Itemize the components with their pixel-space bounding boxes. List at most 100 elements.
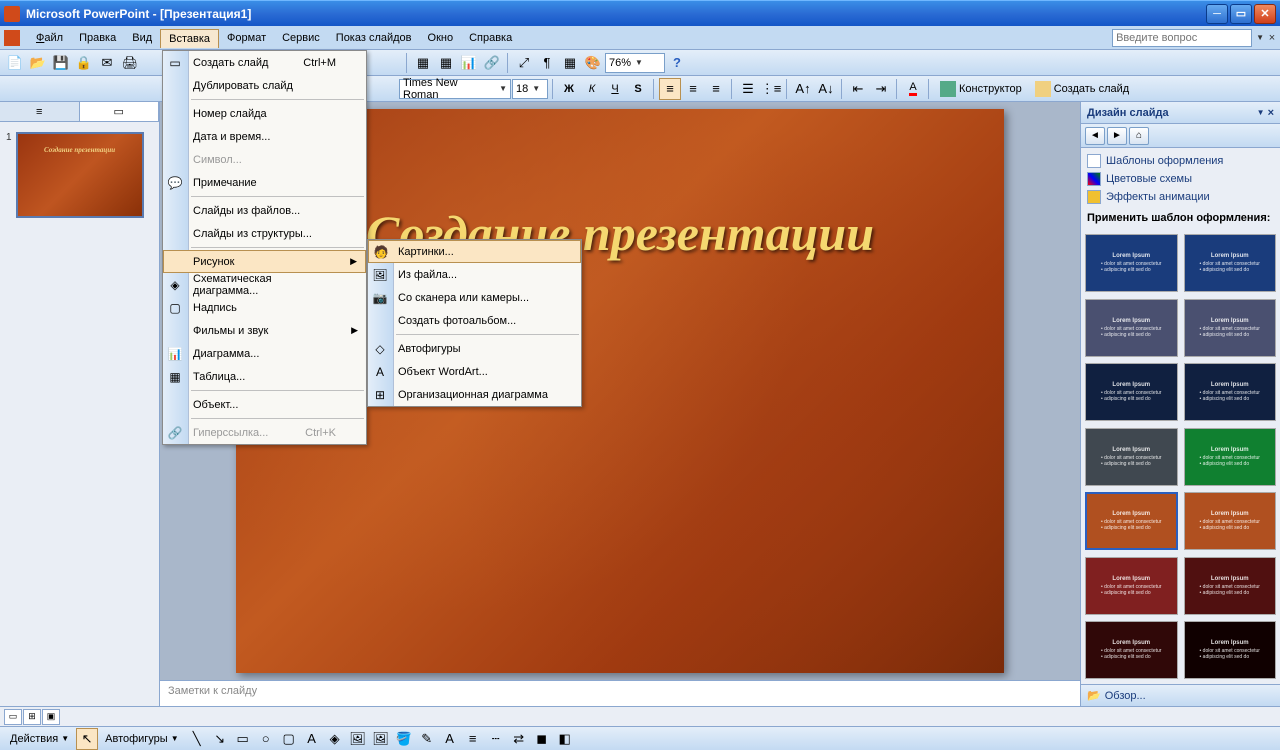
template-thumbnail[interactable]: Lorem Ipsum• dolor sit amet consectetur•…	[1184, 428, 1277, 486]
template-thumbnail[interactable]: Lorem Ipsum• dolor sit amet consectetur•…	[1184, 234, 1277, 292]
align-center-button[interactable]: ≡	[682, 78, 704, 100]
mi-dup-slide[interactable]: Дублировать слайд	[163, 74, 366, 97]
bullets-button[interactable]: ⋮≡	[760, 78, 782, 100]
fill-color-button[interactable]: 🪣	[393, 728, 415, 750]
menu-help[interactable]: Справка	[461, 29, 520, 47]
smi-org-chart[interactable]: ⊞Организационная диаграмма	[368, 383, 581, 406]
slide-thumbnail-1[interactable]: Создание презентации	[16, 132, 144, 218]
mi-create-slide[interactable]: ▭Создать слайдCtrl+M	[163, 51, 366, 74]
font-color-button[interactable]: A	[902, 78, 924, 100]
nav-back-button[interactable]: ◄	[1085, 127, 1105, 145]
font-color-draw-button[interactable]: A	[439, 728, 461, 750]
menu-format[interactable]: Формат	[219, 29, 274, 47]
shadow-button[interactable]: S	[627, 78, 649, 100]
expand-button[interactable]: ⤢	[513, 52, 535, 74]
italic-button[interactable]: К	[581, 78, 603, 100]
save-button[interactable]: 💾	[50, 52, 72, 74]
line-button[interactable]: ╲	[186, 728, 208, 750]
new-slide-button[interactable]: Создать слайд	[1029, 78, 1135, 100]
font-size-combo[interactable]: 18▼	[512, 79, 548, 99]
color-button[interactable]: 🎨	[582, 52, 604, 74]
line-style-button[interactable]: ≡	[462, 728, 484, 750]
mi-chart[interactable]: 📊Диаграмма...	[163, 342, 366, 365]
menu-slideshow[interactable]: Показ слайдов	[328, 29, 420, 47]
rect-button[interactable]: ▭	[232, 728, 254, 750]
menu-view[interactable]: Вид	[124, 29, 160, 47]
mi-diagram[interactable]: ◈Схематическая диаграмма...	[163, 273, 366, 296]
smi-autoshapes[interactable]: ◇Автофигуры	[368, 337, 581, 360]
font-combo[interactable]: Times New Roman▼	[399, 79, 511, 99]
diagram-button[interactable]: ◈	[324, 728, 346, 750]
decrease-font-button[interactable]: A↓	[815, 78, 837, 100]
mi-object[interactable]: Объект...	[163, 393, 366, 416]
outline-tab[interactable]: ≡	[0, 102, 80, 121]
select-button[interactable]: ↖	[76, 728, 98, 750]
smi-wordart[interactable]: AОбъект WordArt...	[368, 360, 581, 383]
wordart-button[interactable]: A	[301, 728, 323, 750]
hyperlink-button[interactable]: 🔗	[481, 52, 503, 74]
permission-button[interactable]: 🔒	[73, 52, 95, 74]
help-button[interactable]: ?	[666, 52, 688, 74]
zoom-combo[interactable]: 76%▼	[605, 53, 665, 73]
email-button[interactable]: ✉	[96, 52, 118, 74]
arrow-button[interactable]: ↘	[209, 728, 231, 750]
align-right-button[interactable]: ≡	[705, 78, 727, 100]
template-thumbnail[interactable]: Lorem Ipsum• dolor sit amet consectetur•…	[1085, 299, 1178, 357]
arrow-style-button[interactable]: ⇄	[508, 728, 530, 750]
close-button[interactable]: ✕	[1254, 4, 1276, 24]
bold-button[interactable]: Ж	[558, 78, 580, 100]
textbox-button[interactable]: ▢	[278, 728, 300, 750]
shadow-style-button[interactable]: ◼	[531, 728, 553, 750]
smi-photo-album[interactable]: Создать фотоальбом...	[368, 309, 581, 332]
nav-fwd-button[interactable]: ►	[1107, 127, 1127, 145]
print-button[interactable]: 🖨	[119, 52, 141, 74]
maximize-button[interactable]: ▭	[1230, 4, 1252, 24]
nav-home-button[interactable]: ⌂	[1129, 127, 1149, 145]
actions-menu[interactable]: Действия ▼	[4, 728, 75, 750]
mi-slide-number[interactable]: Номер слайда	[163, 102, 366, 125]
menu-window[interactable]: Окно	[420, 29, 462, 47]
template-thumbnail[interactable]: Lorem Ipsum• dolor sit amet consectetur•…	[1085, 428, 1178, 486]
slides-tab[interactable]: ▭	[80, 102, 160, 121]
template-thumbnail[interactable]: Lorem Ipsum• dolor sit amet consectetur•…	[1184, 299, 1277, 357]
smi-from-scanner[interactable]: 📷Со сканера или камеры...	[368, 286, 581, 309]
picture-button[interactable]: 🖼	[370, 728, 392, 750]
menu-file[interactable]: Файл	[28, 29, 71, 47]
show-formatting-button[interactable]: ¶	[536, 52, 558, 74]
mi-textbox[interactable]: ▢Надпись	[163, 296, 366, 319]
task-pane-dd-icon[interactable]: ▼	[1257, 108, 1265, 117]
mi-table[interactable]: ▦Таблица...	[163, 365, 366, 388]
decrease-indent-button[interactable]: ⇤	[847, 78, 869, 100]
mi-picture[interactable]: Рисунок▶	[163, 250, 366, 273]
link-anim-effects[interactable]: Эффекты анимации	[1087, 190, 1274, 204]
template-thumbnail[interactable]: Lorem Ipsum• dolor sit amet consectetur•…	[1184, 557, 1277, 615]
smi-clipart[interactable]: 🧑Картинки...	[368, 240, 581, 263]
mi-date-time[interactable]: Дата и время...	[163, 125, 366, 148]
smi-from-file[interactable]: 🖼Из файла...	[368, 263, 581, 286]
link-templates[interactable]: Шаблоны оформления	[1087, 154, 1274, 168]
browse-link[interactable]: Обзор...	[1105, 690, 1146, 702]
sorter-view-button[interactable]: ⊞	[23, 709, 41, 725]
mi-slides-from-files[interactable]: Слайды из файлов...	[163, 199, 366, 222]
mi-note[interactable]: 💬Примечание	[163, 171, 366, 194]
template-thumbnail[interactable]: Lorem Ipsum• dolor sit amet consectetur•…	[1184, 492, 1277, 550]
tables-button[interactable]: ▦	[412, 52, 434, 74]
numbering-button[interactable]: ☰	[737, 78, 759, 100]
designer-button[interactable]: Конструктор	[934, 78, 1028, 100]
normal-view-button[interactable]: ▭	[4, 709, 22, 725]
template-thumbnail[interactable]: Lorem Ipsum• dolor sit amet consectetur•…	[1085, 621, 1178, 679]
mi-movies-sound[interactable]: Фильмы и звук▶	[163, 319, 366, 342]
increase-font-button[interactable]: A↑	[792, 78, 814, 100]
grid-button[interactable]: ▦	[559, 52, 581, 74]
template-thumbnail[interactable]: Lorem Ipsum• dolor sit amet consectetur•…	[1184, 363, 1277, 421]
template-thumbnail[interactable]: Lorem Ipsum• dolor sit amet consectetur•…	[1085, 557, 1178, 615]
template-thumbnail[interactable]: Lorem Ipsum• dolor sit amet consectetur•…	[1085, 234, 1178, 292]
slideshow-view-button[interactable]: ▣	[42, 709, 60, 725]
notes-area[interactable]: Заметки к слайду	[160, 680, 1080, 706]
align-left-button[interactable]: ≡	[659, 78, 681, 100]
table-insert-button[interactable]: ▦	[435, 52, 457, 74]
3d-style-button[interactable]: ◧	[554, 728, 576, 750]
menu-tools[interactable]: Сервис	[274, 29, 328, 47]
underline-button[interactable]: Ч	[604, 78, 626, 100]
help-question-input[interactable]	[1112, 29, 1252, 47]
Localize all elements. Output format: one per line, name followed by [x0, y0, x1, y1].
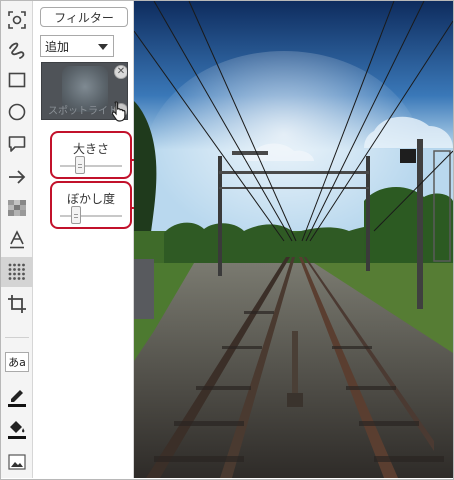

┄┄┄┄┄┄┄┄┄┄┄┄┄┄┄┄┄┄┄┄

Reproduce the lines above with every occurrence of "interactable" changed to "clickable" and nothing else altered. Omit the pictures.

Itemize the components with their pixel-space bounding boxes. List at most 100 elements.
template-thumbnail[clickable]: Lorem Ipsum• dolor sit amet consectetur•…	[1184, 428, 1277, 486]
template-thumbnail[clickable]: Lorem Ipsum• dolor sit amet consectetur•…	[1184, 234, 1277, 292]
align-center-button[clickable]: ≡	[682, 78, 704, 100]
mi-dup-slide[clickable]: Дублировать слайд	[163, 74, 366, 97]
bullets-button[clickable]: ⋮≡	[760, 78, 782, 100]
fill-color-button[clickable]: 🪣	[393, 728, 415, 750]
menu-help[clickable]: Справка	[461, 29, 520, 47]
smi-org-chart[clickable]: ⊞Организационная диаграмма	[368, 383, 581, 406]
slide-thumbnail-1[clickable]: Создание презентации	[16, 132, 144, 218]
mi-create-slide[clickable]: ▭Создать слайдCtrl+M	[163, 51, 366, 74]
font-color-button[clickable]: A	[902, 78, 924, 100]
nav-back-button[clickable]: ◄	[1085, 127, 1105, 145]
font-color-draw-button[clickable]: A	[439, 728, 461, 750]
menu-format[clickable]: Формат	[219, 29, 274, 47]
shadow-button[clickable]: S	[627, 78, 649, 100]
expand-button[clickable]: ⤢	[513, 52, 535, 74]
italic-button[clickable]: К	[581, 78, 603, 100]
save-button[clickable]: 💾	[50, 52, 72, 74]
line-button[clickable]: ╲	[186, 728, 208, 750]
new-slide-button[clickable]: Создать слайд	[1029, 78, 1135, 100]
font-size-combo[clickable]: 18▼	[512, 79, 548, 99]
color-button[clickable]: 🎨	[582, 52, 604, 74]
line-style-button[clickable]: ≡	[462, 728, 484, 750]
mi-chart[clickable]: 📊Диаграмма...	[163, 342, 366, 365]
menu-slideshow[clickable]: Показ слайдов	[328, 29, 420, 47]
rect-button[clickable]: ▭	[232, 728, 254, 750]
menu-view[clickable]: Вид	[124, 29, 160, 47]
mi-diagram[clickable]: ◈Схематическая диаграмма...	[163, 273, 366, 296]
smi-autoshapes[clickable]: ◇Автофигуры	[368, 337, 581, 360]
font-combo[clickable]: Times New Roman▼	[399, 79, 511, 99]
diagram-button[clickable]: ◈	[324, 728, 346, 750]
decrease-font-button[clickable]: A↓	[815, 78, 837, 100]
mi-object[clickable]: Объект...	[163, 393, 366, 416]
outline-tab[clickable]: ≡	[0, 102, 80, 121]
select-button[clickable]: ↖	[76, 728, 98, 750]
smi-wordart[clickable]: AОбъект WordArt...	[368, 360, 581, 383]
wordart-button[clickable]: A	[301, 728, 323, 750]
hyperlink-button[clickable]: 🔗	[481, 52, 503, 74]
permission-button[clickable]: 🔒	[73, 52, 95, 74]
help-button[clickable]: ?	[666, 52, 688, 74]
zoom-combo[clickable]: 76%▼	[605, 53, 665, 73]
email-button[clickable]: ✉	[96, 52, 118, 74]
arrow-button[clickable]: ↘	[209, 728, 231, 750]
align-right-button[clickable]: ≡	[705, 78, 727, 100]
template-thumbnail[clickable]: Lorem Ipsum• dolor sit amet consectetur•…	[1085, 299, 1178, 357]
arrow-style-button[clickable]: ⇄	[508, 728, 530, 750]
close-button[clickable]: ✕	[1254, 4, 1276, 24]
bold-button[clickable]: Ж	[558, 78, 580, 100]
textbox-button[clickable]: ▢	[278, 728, 300, 750]
shadow-style-button[clickable]: ◼	[531, 728, 553, 750]
smi-photo-album[clickable]: Создать фотоальбом...	[368, 309, 581, 332]
nav-fwd-button[clickable]: ►	[1107, 127, 1127, 145]
print-button[clickable]: 🖨	[119, 52, 141, 74]
maximize-button[clickable]: ▭	[1230, 4, 1252, 24]
nav-home-button[clickable]: ⌂	[1129, 127, 1149, 145]
actions-menu[clickable]: Действия ▼	[4, 728, 75, 750]
mi-slide-number[clickable]: Номер слайда	[163, 102, 366, 125]
menu-window[clickable]: Окно	[420, 29, 462, 47]
template-thumbnail[clickable]: Lorem Ipsum• dolor sit amet consectetur•…	[1085, 428, 1178, 486]
slides-tab[clickable]: ▭	[80, 102, 160, 121]
template-thumbnail[clickable]: Lorem Ipsum• dolor sit amet consectetur•…	[1184, 299, 1277, 357]
smi-from-scanner[clickable]: 📷Со сканера или камеры...	[368, 286, 581, 309]
picture-button[clickable]: 🖼	[370, 728, 392, 750]
menu-file[clickable]: Файл	[28, 29, 71, 47]
show-formatting-button[clickable]: ¶	[536, 52, 558, 74]
mi-textbox[clickable]: ▢Надпись	[163, 296, 366, 319]
task-pane-dd-icon[clickable]: ▼	[1257, 108, 1265, 117]
mi-table[clickable]: ▦Таблица...	[163, 365, 366, 388]
decrease-indent-button[clickable]: ⇤	[847, 78, 869, 100]
mi-picture[clickable]: Рисунок▶	[163, 250, 366, 273]
link-anim-effects[clickable]: Эффекты анимации	[1087, 190, 1274, 204]
template-thumbnail[clickable]: Lorem Ipsum• dolor sit amet consectetur•…	[1184, 557, 1277, 615]
smi-clipart[clickable]: 🧑Картинки...	[368, 240, 581, 263]
mi-date-time[clickable]: Дата и время...	[163, 125, 366, 148]
smi-from-file[clickable]: 🖼Из файла...	[368, 263, 581, 286]
link-templates[clickable]: Шаблоны оформления	[1087, 154, 1274, 168]
browse-link[clickable]: Обзор...	[1105, 690, 1146, 702]
sorter-view-button[clickable]: ⊞	[23, 709, 41, 725]
mi-slides-from-files[clickable]: Слайды из файлов...	[163, 199, 366, 222]
mi-note[clickable]: 💬Примечание	[163, 171, 366, 194]
template-thumbnail[clickable]: Lorem Ipsum• dolor sit amet consectetur•…	[1184, 492, 1277, 550]
tables-button[clickable]: ▦	[412, 52, 434, 74]
numbering-button[clickable]: ☰	[737, 78, 759, 100]
designer-button[clickable]: Конструктор	[934, 78, 1028, 100]
normal-view-button[clickable]: ▭	[4, 709, 22, 725]
template-thumbnail[clickable]: Lorem Ipsum• dolor sit amet consectetur•…	[1085, 621, 1178, 679]
mi-movies-sound[clickable]: Фильмы и звук▶	[163, 319, 366, 342]
increase-font-button[clickable]: A↑	[792, 78, 814, 100]
grid-button[clickable]: ▦	[559, 52, 581, 74]
template-thumbnail[clickable]: Lorem Ipsum• dolor sit amet consectetur•…	[1184, 363, 1277, 421]
template-thumbnail[clickable]: Lorem Ipsum• dolor sit amet consectetur•…	[1085, 557, 1178, 615]
template-thumbnail[clickable]: Lorem Ipsum• dolor sit amet consectetur•…	[1085, 234, 1178, 292]
slideshow-view-button[clickable]: ▣	[42, 709, 60, 725]
notes-area[clickable]: Заметки к слайду	[160, 680, 1080, 706]
align-left-button[clickable]: ≡	[659, 78, 681, 100]
table-insert-button[clickable]: ▦	[435, 52, 457, 74]
3d-style-button[clickable]: ◧	[554, 728, 576, 750]
menu-tools[clickable]: Сервис	[274, 29, 328, 47]
underline-button[clickable]: Ч	[604, 78, 626, 100]
help-question-input[clickable]	[1112, 29, 1252, 47]
Localize all elements. Output format: one per line, name followed by [x0, y0, x1, y1].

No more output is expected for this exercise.